Collected data entries
[start]

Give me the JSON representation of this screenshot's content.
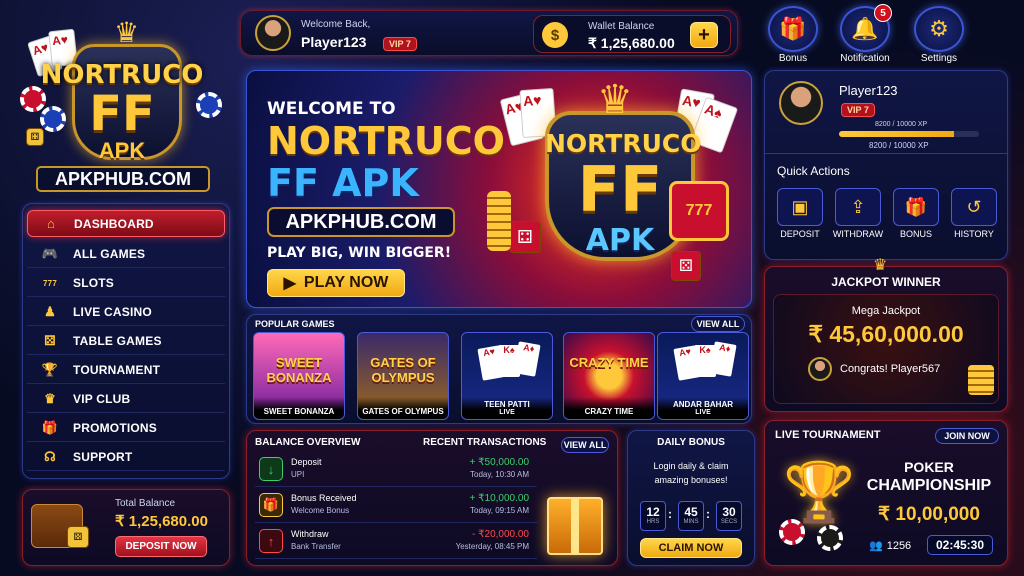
{
  "brand": {
    "name_line1": "NORTRUCO",
    "name_line2": "FF",
    "name_line3": "APK",
    "url": "APKPHUB.COM"
  },
  "sidebar": {
    "items": [
      {
        "label": "DASHBOARD",
        "icon": "home-icon",
        "glyph": "⌂",
        "active": true
      },
      {
        "label": "ALL GAMES",
        "icon": "gamepad-icon",
        "glyph": "🎮"
      },
      {
        "label": "SLOTS",
        "icon": "slots-icon",
        "glyph": "777"
      },
      {
        "label": "LIVE CASINO",
        "icon": "dealer-icon",
        "glyph": "♟"
      },
      {
        "label": "TABLE GAMES",
        "icon": "dice-icon",
        "glyph": "⚄"
      },
      {
        "label": "TOURNAMENT",
        "icon": "trophy-icon",
        "glyph": "🏆"
      },
      {
        "label": "VIP CLUB",
        "icon": "crown-icon",
        "glyph": "♛"
      },
      {
        "label": "PROMOTIONS",
        "icon": "gift-icon",
        "glyph": "🎁"
      },
      {
        "label": "SUPPORT",
        "icon": "headset-icon",
        "glyph": "☊"
      }
    ]
  },
  "total_balance": {
    "label": "Total Balance",
    "amount": "₹ 1,25,680.00",
    "button": "DEPOSIT NOW"
  },
  "header": {
    "welcome": "Welcome Back,",
    "username": "Player123",
    "vip": "VIP 7",
    "wallet_label": "Wallet Balance",
    "wallet_amount": "₹ 1,25,680.00",
    "add_glyph": "+"
  },
  "top_actions": [
    {
      "label": "Bonus",
      "icon": "gift-icon",
      "glyph": "🎁"
    },
    {
      "label": "Notification",
      "icon": "bell-icon",
      "glyph": "🔔",
      "badge": "5"
    },
    {
      "label": "Settings",
      "icon": "gear-icon",
      "glyph": "⚙"
    }
  ],
  "hero": {
    "welcome": "WELCOME TO",
    "title1": "NORTRUCO",
    "title2": "FF APK",
    "url": "APKPHUB.COM",
    "tagline": "PLAY BIG, WIN BIGGER!",
    "cta": "PLAY NOW",
    "logo_line1": "NORTRUCO",
    "logo_line2": "FF",
    "logo_line3": "APK"
  },
  "popular": {
    "title": "POPULAR GAMES",
    "view_all": "VIEW ALL",
    "games": [
      {
        "name": "SWEET BONANZA",
        "art": "SWEET BONANZA",
        "sub": ""
      },
      {
        "name": "GATES OF OLYMPUS",
        "art": "GATES OF OLYMPUS",
        "sub": ""
      },
      {
        "name": "TEEN PATTI",
        "art": "",
        "sub": "LIVE"
      },
      {
        "name": "CRAZY TIME",
        "art": "CRAZY TIME",
        "sub": ""
      },
      {
        "name": "ANDAR BAHAR",
        "art": "",
        "sub": "LIVE"
      }
    ]
  },
  "balance_overview": {
    "title": "BALANCE OVERVIEW",
    "recent": "RECENT TRANSACTIONS",
    "view_all": "VIEW ALL",
    "transactions": [
      {
        "title": "Deposit",
        "sub": "UPI",
        "amount": "+ ₹50,000.00",
        "time": "Today, 10:30 AM",
        "type": "in"
      },
      {
        "title": "Bonus Received",
        "sub": "Welcome Bonus",
        "amount": "+ ₹10,000.00",
        "time": "Today, 09:15 AM",
        "type": "bonus"
      },
      {
        "title": "Withdraw",
        "sub": "Bank Transfer",
        "amount": "- ₹20,000.00",
        "time": "Yesterday, 08:45 PM",
        "type": "out"
      }
    ]
  },
  "daily_bonus": {
    "title": "DAILY BONUS",
    "text1": "Login daily & claim",
    "text2": "amazing bonuses!",
    "hrs": "12",
    "mins": "45",
    "secs": "30",
    "hrs_lbl": "HRS",
    "mins_lbl": "MINS",
    "secs_lbl": "SECS",
    "button": "CLAIM NOW"
  },
  "profile": {
    "username": "Player123",
    "vip": "VIP 7",
    "xp1": "8200 / 10000 XP",
    "xp2": "8200 / 10000 XP",
    "xp_fraction": 0.82,
    "quick_actions_title": "Quick Actions",
    "actions": [
      {
        "label": "DEPOSIT",
        "icon": "wallet-icon",
        "glyph": "▣"
      },
      {
        "label": "WITHDRAW",
        "icon": "upload-icon",
        "glyph": "⇪"
      },
      {
        "label": "BONUS",
        "icon": "gift-icon",
        "glyph": "🎁"
      },
      {
        "label": "HISTORY",
        "icon": "history-icon",
        "glyph": "↺"
      }
    ]
  },
  "jackpot": {
    "title": "JACKPOT WINNER",
    "label": "Mega Jackpot",
    "amount": "₹ 45,60,000.00",
    "congrats": "Congrats! Player567"
  },
  "tournament": {
    "title": "LIVE TOURNAMENT",
    "join": "JOIN NOW",
    "name1": "POKER",
    "name2": "CHAMPIONSHIP",
    "prize": "₹ 10,00,000",
    "players": "1256",
    "timer": "02:45:30"
  },
  "colors": {
    "accent_gold": "#ffc83a",
    "accent_red": "#c11e2c",
    "bg": "#070b22",
    "panel_border": "#2d3a8a",
    "green": "#3ad06a"
  }
}
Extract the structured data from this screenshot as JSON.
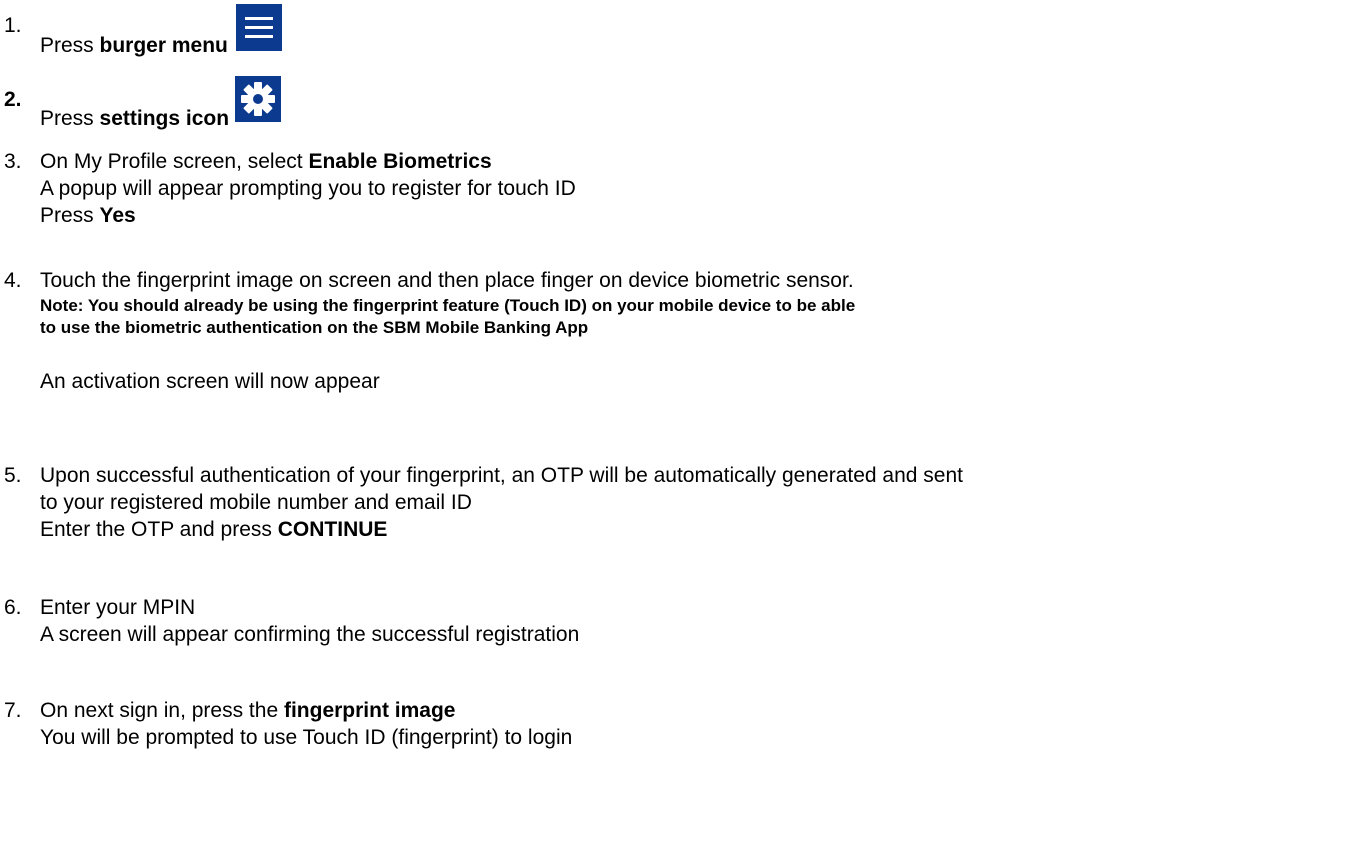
{
  "steps": [
    {
      "number": "1.",
      "parts": [
        "Press ",
        "burger menu"
      ]
    },
    {
      "number": "2.",
      "parts": [
        "Press ",
        "settings icon"
      ]
    },
    {
      "number": "3.",
      "lines": [
        {
          "text": "On My Profile screen, select ",
          "bold": "Enable Biometrics"
        },
        {
          "text": "A popup will appear prompting you to register for touch ID"
        },
        {
          "text": "Press ",
          "bold": "Yes"
        }
      ]
    },
    {
      "number": "4.",
      "lines": [
        {
          "text": "Touch the fingerprint image on screen and then place finger on device biometric sensor."
        }
      ],
      "note_lines": [
        "Note: You should already be using the fingerprint feature (Touch ID) on your mobile device to be able",
        "to use the biometric authentication on the SBM Mobile Banking App"
      ],
      "followup": "An activation screen will now appear"
    },
    {
      "number": "5.",
      "lines": [
        {
          "text": "Upon successful authentication of your fingerprint, an OTP will be automatically generated and sent"
        },
        {
          "text": "to your registered mobile number and email ID"
        },
        {
          "text": "Enter the OTP and press ",
          "bold": "CONTINUE"
        }
      ]
    },
    {
      "number": "6.",
      "lines": [
        {
          "text": "Enter your MPIN"
        },
        {
          "text": "A screen will appear confirming the successful registration"
        }
      ]
    },
    {
      "number": "7.",
      "lines": [
        {
          "text": "On next sign in, press the ",
          "bold": "fingerprint image"
        },
        {
          "text": "You will be prompted to use Touch ID (fingerprint) to login"
        }
      ]
    }
  ],
  "icons": {
    "burger": "burger-menu-icon",
    "settings": "gear-icon"
  },
  "colors": {
    "icon_background": "#0b3a8f",
    "icon_foreground": "#ffffff",
    "text": "#000000"
  }
}
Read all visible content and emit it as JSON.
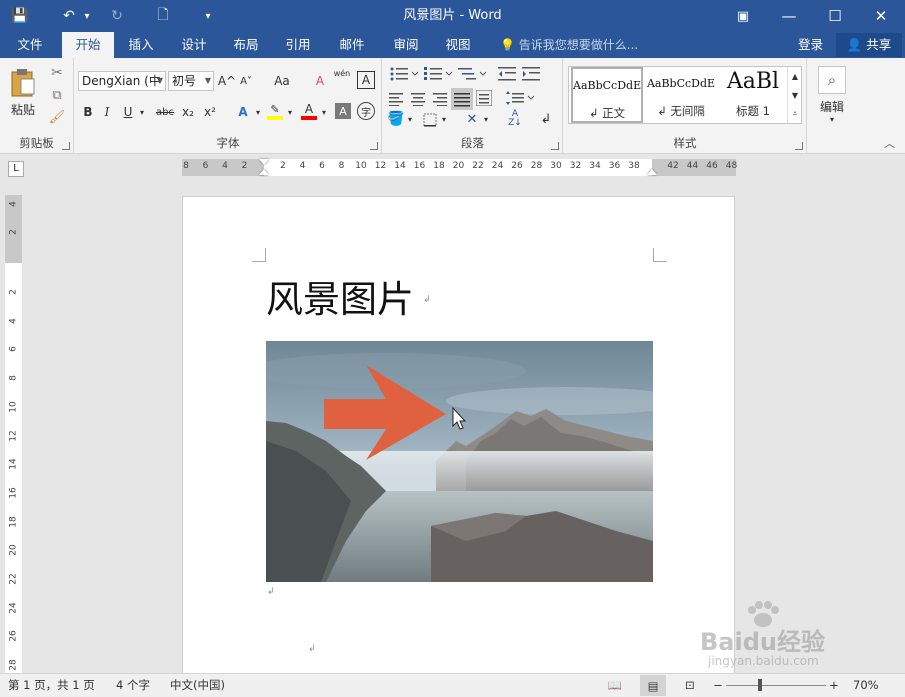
{
  "window": {
    "title": "风景图片 - Word",
    "buttons": {
      "ribbon_display": "▣",
      "minimize": "—",
      "maximize": "☐",
      "close": "✕"
    }
  },
  "quick_access": {
    "save": "💾",
    "undo": "↶",
    "undo_dropdown": "▾",
    "redo": "↻",
    "new": "🗋",
    "customize": "▾"
  },
  "tabs": [
    "文件",
    "开始",
    "插入",
    "设计",
    "布局",
    "引用",
    "邮件",
    "审阅",
    "视图"
  ],
  "active_tab": "开始",
  "tell_me": "告诉我您想要做什么...",
  "sign_in": "登录",
  "share": "共享",
  "clipboard": {
    "paste": "粘贴",
    "group_label": "剪贴板"
  },
  "font": {
    "name": "DengXian (中",
    "size": "初号",
    "group_label": "字体",
    "bold": "B",
    "italic": "I",
    "underline": "U",
    "strike": "abc",
    "subscript": "x₂",
    "superscript": "x²",
    "grow": "A^",
    "shrink": "A˅",
    "case": "Aa",
    "clear": "A",
    "phonetic": "wén",
    "border": "A",
    "shade": "A",
    "circle": "字"
  },
  "paragraph": {
    "group_label": "段落"
  },
  "styles": {
    "group_label": "样式",
    "items": [
      {
        "sample": "AaBbCcDdE",
        "name": "↲ 正文"
      },
      {
        "sample": "AaBbCcDdE",
        "name": "↲ 无间隔"
      },
      {
        "sample": "AaBl",
        "name": "标题 1"
      }
    ]
  },
  "editing": {
    "label": "编辑"
  },
  "ruler": {
    "h_left": [
      "8",
      "6",
      "4",
      "2"
    ],
    "h_right": [
      "2",
      "4",
      "6",
      "8",
      "10",
      "12",
      "14",
      "16",
      "18",
      "20",
      "22",
      "24",
      "26",
      "28",
      "30",
      "32",
      "34",
      "36",
      "38",
      "42",
      "44",
      "46",
      "48"
    ],
    "v_top": [
      "4",
      "2"
    ],
    "v_main": [
      "2",
      "4",
      "6",
      "8",
      "10",
      "12",
      "14",
      "16",
      "18",
      "20",
      "22",
      "24",
      "26",
      "28"
    ]
  },
  "document": {
    "title": "风景图片",
    "paragraph_mark": "↲"
  },
  "status": {
    "pages": "第 1 页，共 1 页",
    "words": "4 个字",
    "language": "中文(中国)",
    "zoom": "70%",
    "zoom_out": "−",
    "zoom_in": "+"
  },
  "watermark": {
    "brand": "Baidu经验",
    "url": "jingyan.baidu.com"
  },
  "colors": {
    "brand": "#2b579a",
    "arrow": "#e0613f",
    "highlight": "#ffff00",
    "font_color": "#ff0000"
  }
}
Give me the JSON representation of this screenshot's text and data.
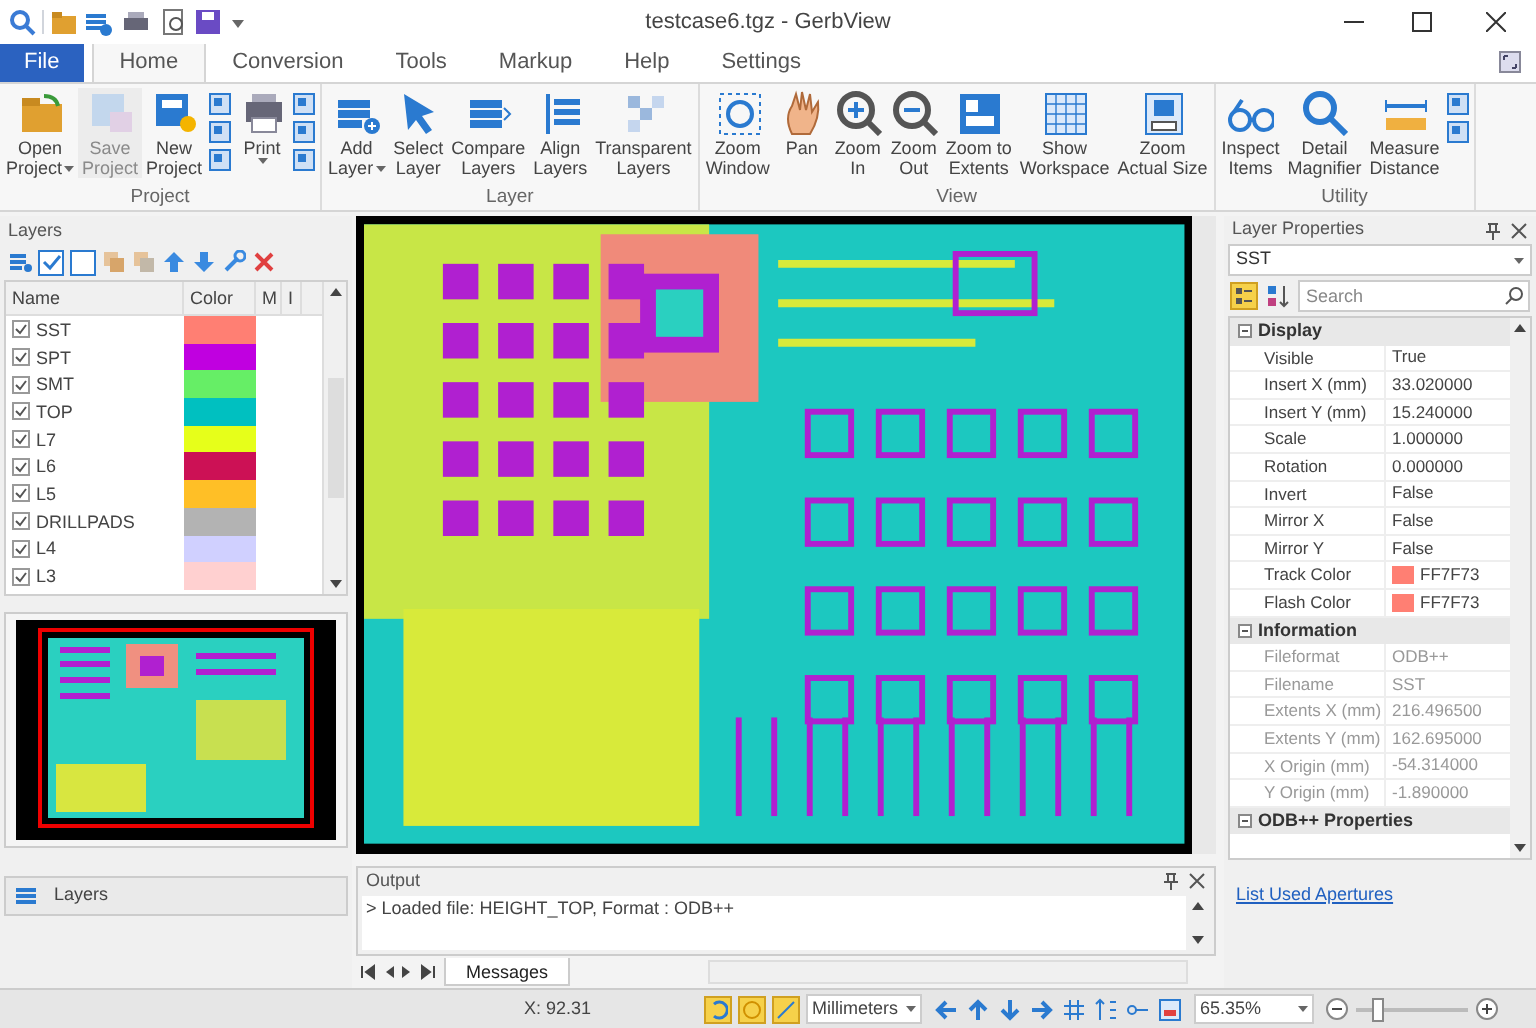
{
  "window": {
    "title": "testcase6.tgz - GerbView"
  },
  "ribbon": {
    "tabs": [
      {
        "label": "File",
        "kind": "file",
        "selected": false
      },
      {
        "label": "Home",
        "kind": "tab",
        "selected": true
      },
      {
        "label": "Conversion",
        "kind": "tab",
        "selected": false
      },
      {
        "label": "Tools",
        "kind": "tab",
        "selected": false
      },
      {
        "label": "Markup",
        "kind": "tab",
        "selected": false
      },
      {
        "label": "Help",
        "kind": "tab",
        "selected": false
      },
      {
        "label": "Settings",
        "kind": "tab",
        "selected": false
      }
    ],
    "groups": [
      {
        "label": "Project",
        "buttons": [
          {
            "lines": [
              "Open",
              "Project"
            ],
            "dropdown": true,
            "disabled": false
          },
          {
            "lines": [
              "Save",
              "Project"
            ],
            "dropdown": false,
            "disabled": true
          },
          {
            "lines": [
              "New",
              "Project"
            ],
            "dropdown": false,
            "disabled": false
          },
          {
            "lines": [
              "Print"
            ],
            "dropdown": true,
            "disabled": false
          }
        ]
      },
      {
        "label": "Layer",
        "buttons": [
          {
            "lines": [
              "Add",
              "Layer"
            ],
            "dropdown": true,
            "disabled": false
          },
          {
            "lines": [
              "Select",
              "Layer"
            ],
            "dropdown": false,
            "disabled": false
          },
          {
            "lines": [
              "Compare",
              "Layers"
            ],
            "dropdown": false,
            "disabled": false
          },
          {
            "lines": [
              "Align",
              "Layers"
            ],
            "dropdown": false,
            "disabled": false
          },
          {
            "lines": [
              "Transparent",
              "Layers"
            ],
            "dropdown": false,
            "disabled": false
          }
        ]
      },
      {
        "label": "View",
        "buttons": [
          {
            "lines": [
              "Zoom",
              "Window"
            ],
            "dropdown": false,
            "disabled": false
          },
          {
            "lines": [
              "Pan"
            ],
            "dropdown": false,
            "disabled": false
          },
          {
            "lines": [
              "Zoom",
              "In"
            ],
            "dropdown": false,
            "disabled": false
          },
          {
            "lines": [
              "Zoom",
              "Out"
            ],
            "dropdown": false,
            "disabled": false
          },
          {
            "lines": [
              "Zoom to",
              "Extents"
            ],
            "dropdown": false,
            "disabled": false
          },
          {
            "lines": [
              "Show",
              "Workspace"
            ],
            "dropdown": false,
            "disabled": false
          },
          {
            "lines": [
              "Zoom",
              "Actual Size"
            ],
            "dropdown": false,
            "disabled": false
          }
        ]
      },
      {
        "label": "Utility",
        "buttons": [
          {
            "lines": [
              "Inspect",
              "Items"
            ],
            "dropdown": false,
            "disabled": false
          },
          {
            "lines": [
              "Detail",
              "Magnifier"
            ],
            "dropdown": false,
            "disabled": false
          },
          {
            "lines": [
              "Measure",
              "Distance"
            ],
            "dropdown": false,
            "disabled": false
          }
        ]
      }
    ]
  },
  "layers_panel": {
    "title": "Layers",
    "columns": [
      "Name",
      "Color",
      "M",
      "I"
    ],
    "rows": [
      {
        "name": "SST",
        "checked": true,
        "color": "#ff7f73"
      },
      {
        "name": "SPT",
        "checked": true,
        "color": "#c000e0"
      },
      {
        "name": "SMT",
        "checked": true,
        "color": "#66ee66"
      },
      {
        "name": "TOP",
        "checked": true,
        "color": "#00c0c0"
      },
      {
        "name": "L7",
        "checked": true,
        "color": "#e6ff1a"
      },
      {
        "name": "L6",
        "checked": true,
        "color": "#cc1155"
      },
      {
        "name": "L5",
        "checked": true,
        "color": "#ffbf26"
      },
      {
        "name": "DRILLPADS",
        "checked": true,
        "color": "#b3b3b3"
      },
      {
        "name": "L4",
        "checked": true,
        "color": "#d0d0ff"
      },
      {
        "name": "L3",
        "checked": true,
        "color": "#ffd0d0"
      }
    ],
    "tab": "Layers"
  },
  "output": {
    "title": "Output",
    "lines": [
      "> Loaded file: HEIGHT_TOP, Format : ODB++"
    ],
    "tabs": [
      {
        "label": "Messages",
        "selected": true
      }
    ]
  },
  "properties": {
    "title": "Layer Properties",
    "layer": "SST",
    "search": {
      "placeholder": "Search"
    },
    "categories": [
      {
        "name": "Display",
        "expanded": true,
        "rows": [
          {
            "label": "Visible",
            "value": "True",
            "readonly": false
          },
          {
            "label": "Insert X (mm)",
            "value": "33.020000",
            "readonly": false
          },
          {
            "label": "Insert Y (mm)",
            "value": "15.240000",
            "readonly": false
          },
          {
            "label": "Scale",
            "value": "1.000000",
            "readonly": false
          },
          {
            "label": "Rotation",
            "value": "0.000000",
            "readonly": false
          },
          {
            "label": "Invert",
            "value": "False",
            "readonly": false
          },
          {
            "label": "Mirror X",
            "value": "False",
            "readonly": false
          },
          {
            "label": "Mirror Y",
            "value": "False",
            "readonly": false
          },
          {
            "label": "Track Color",
            "value": "FF7F73",
            "color": "#ff7f73",
            "readonly": false
          },
          {
            "label": "Flash Color",
            "value": "FF7F73",
            "color": "#ff7f73",
            "readonly": false
          }
        ]
      },
      {
        "name": "Information",
        "expanded": true,
        "rows": [
          {
            "label": "Fileformat",
            "value": "ODB++",
            "readonly": true
          },
          {
            "label": "Filename",
            "value": "SST",
            "readonly": true
          },
          {
            "label": "Extents X (mm)",
            "value": "216.496500",
            "readonly": true
          },
          {
            "label": "Extents Y (mm)",
            "value": "162.695000",
            "readonly": true
          },
          {
            "label": "X Origin (mm)",
            "value": "-54.314000",
            "readonly": true
          },
          {
            "label": "Y Origin (mm)",
            "value": "-1.890000",
            "readonly": true
          }
        ]
      },
      {
        "name": "ODB++ Properties",
        "expanded": true
      }
    ],
    "link": "List Used Apertures"
  },
  "status_bar": {
    "coordinate": "X: 92.31",
    "units": "Millimeters",
    "zoom": "65.35%",
    "zoom_slider": {
      "level": 0.15
    }
  }
}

[end]

# Written instruction
Collect each line above holding the string "JSON".

# Answer to this exercise
Give me the JSON representation of this screenshot's content.
Extract the structured data from this screenshot as JSON.
Read all visible content and emit it as JSON.
Give me the JSON representation of this screenshot's text and data.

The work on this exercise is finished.